OBJECTIVE
Reproduce the listing verbatim, starting at its first line and continuing through the line that contains "The lid 50 is at (231, 187).", with both of those lines included.

Dataset entries
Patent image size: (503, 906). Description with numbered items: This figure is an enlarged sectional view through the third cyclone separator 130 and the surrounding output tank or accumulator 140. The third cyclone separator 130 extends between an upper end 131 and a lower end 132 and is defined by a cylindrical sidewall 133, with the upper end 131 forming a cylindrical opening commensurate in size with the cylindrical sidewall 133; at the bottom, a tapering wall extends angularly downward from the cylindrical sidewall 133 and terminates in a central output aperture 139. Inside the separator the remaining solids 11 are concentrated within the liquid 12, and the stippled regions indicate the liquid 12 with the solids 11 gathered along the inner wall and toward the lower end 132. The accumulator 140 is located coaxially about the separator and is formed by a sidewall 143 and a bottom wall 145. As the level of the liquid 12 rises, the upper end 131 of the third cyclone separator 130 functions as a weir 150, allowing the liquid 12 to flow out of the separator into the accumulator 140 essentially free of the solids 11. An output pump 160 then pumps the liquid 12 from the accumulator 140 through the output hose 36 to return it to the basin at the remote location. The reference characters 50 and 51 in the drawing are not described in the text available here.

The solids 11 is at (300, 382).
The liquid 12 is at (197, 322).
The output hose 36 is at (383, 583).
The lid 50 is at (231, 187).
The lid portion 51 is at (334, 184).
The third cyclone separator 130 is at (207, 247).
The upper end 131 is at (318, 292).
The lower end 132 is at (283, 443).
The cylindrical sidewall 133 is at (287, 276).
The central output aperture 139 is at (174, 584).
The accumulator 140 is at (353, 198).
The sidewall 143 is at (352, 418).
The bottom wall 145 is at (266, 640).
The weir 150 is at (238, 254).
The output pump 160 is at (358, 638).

SOLUTION TO THE EXERCISE
Patent image size: (503, 906). Description with numbered items: This figure is an enlarged sectional view through the third cyclone separator 130 and the surrounding output tank or accumulator 140. The third cyclone separator 130 extends between an upper end 131 and a lower end 132 and is defined by a cylindrical sidewall 133, with the upper end 131 forming a cylindrical opening commensurate in size with the cylindrical sidewall 133; at the bottom, a tapering wall extends angularly downward from the cylindrical sidewall 133 and terminates in a central output aperture 139. Inside the separator the remaining solids 11 are concentrated within the liquid 12, and the stippled regions indicate the liquid 12 with the solids 11 gathered along the inner wall and toward the lower end 132. The accumulator 140 is located coaxially about the separator and is formed by a sidewall 143 and a bottom wall 145. As the level of the liquid 12 rises, the upper end 131 of the third cyclone separator 130 functions as a weir 150, allowing the liquid 12 to flow out of the separator into the accumulator 140 essentially free of the solids 11. An output pump 160 then pumps the liquid 12 from the accumulator 140 through the output hose 36 to return it to the basin at the remote location. The reference characters 50 and 51 in the drawing are not described in the text available here.

The solids 11 is at (300, 382).
The liquid 12 is at (197, 322).
The output hose 36 is at (383, 583).
The lid 50 is at (231, 187).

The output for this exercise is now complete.